(Figure record listings)
:::
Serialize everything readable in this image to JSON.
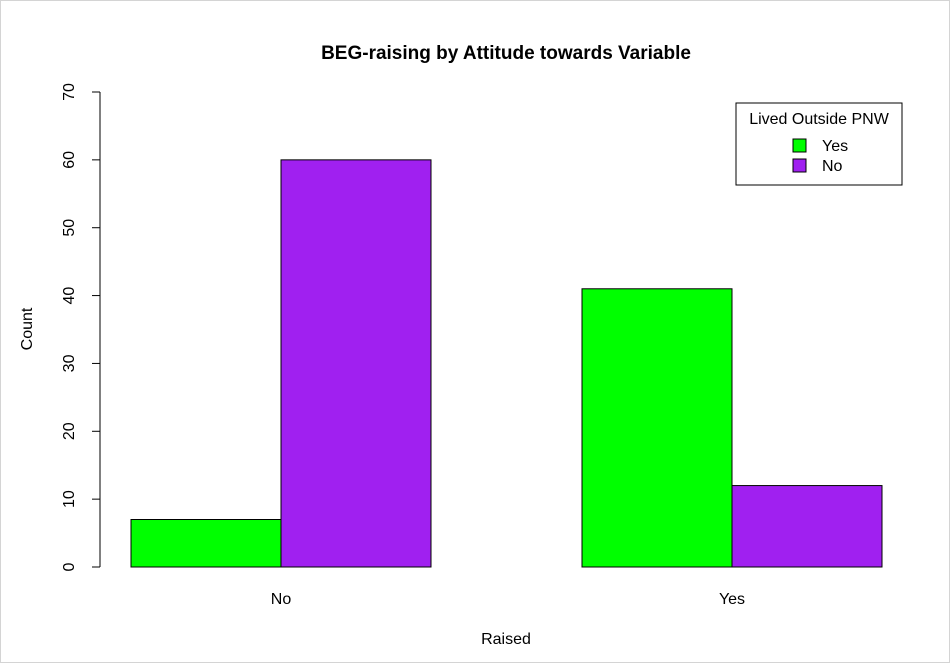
{
  "chart_data": {
    "type": "bar",
    "title": "BEG-raising by Attitude towards Variable",
    "xlabel": "Raised",
    "ylabel": "Count",
    "categories": [
      "No",
      "Yes"
    ],
    "series": [
      {
        "name": "Yes",
        "values": [
          7,
          41
        ],
        "color": "#00ff00"
      },
      {
        "name": "No",
        "values": [
          60,
          12
        ],
        "color": "#a020f0"
      }
    ],
    "ylim": [
      0,
      70
    ],
    "yticks": [
      "0",
      "10",
      "20",
      "30",
      "40",
      "50",
      "60",
      "70"
    ],
    "grid": false,
    "legend": {
      "title": "Lived Outside PNW",
      "placement": "top-right"
    }
  }
}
:::
→ TASK OBJECTIVE: Select every line of the records holding the string "title".

→ WRITTEN SOLUTION:
    "title": "BEG-raising by Attitude towards Variable",
      "title": "Lived Outside PNW",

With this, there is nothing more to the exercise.